Count every line in the data below where "Class" occurs, then state that number and nothing more.

Records
######

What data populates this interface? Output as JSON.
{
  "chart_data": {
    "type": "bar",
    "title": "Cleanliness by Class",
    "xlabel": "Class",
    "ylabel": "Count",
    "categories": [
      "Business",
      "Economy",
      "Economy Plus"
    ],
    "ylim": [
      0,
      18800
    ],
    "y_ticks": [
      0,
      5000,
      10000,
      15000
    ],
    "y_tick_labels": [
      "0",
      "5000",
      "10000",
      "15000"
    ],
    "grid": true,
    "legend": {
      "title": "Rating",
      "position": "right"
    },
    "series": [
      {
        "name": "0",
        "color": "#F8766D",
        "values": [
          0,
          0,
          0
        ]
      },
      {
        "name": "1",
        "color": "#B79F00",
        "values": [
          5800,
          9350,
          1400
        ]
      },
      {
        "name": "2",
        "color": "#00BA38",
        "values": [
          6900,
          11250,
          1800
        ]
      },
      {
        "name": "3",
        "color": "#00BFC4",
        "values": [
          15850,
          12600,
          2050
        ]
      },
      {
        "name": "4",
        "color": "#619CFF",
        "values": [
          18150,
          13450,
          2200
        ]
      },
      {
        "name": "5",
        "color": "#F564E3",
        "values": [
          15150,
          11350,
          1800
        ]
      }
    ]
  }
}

######

--- Task answer ---
2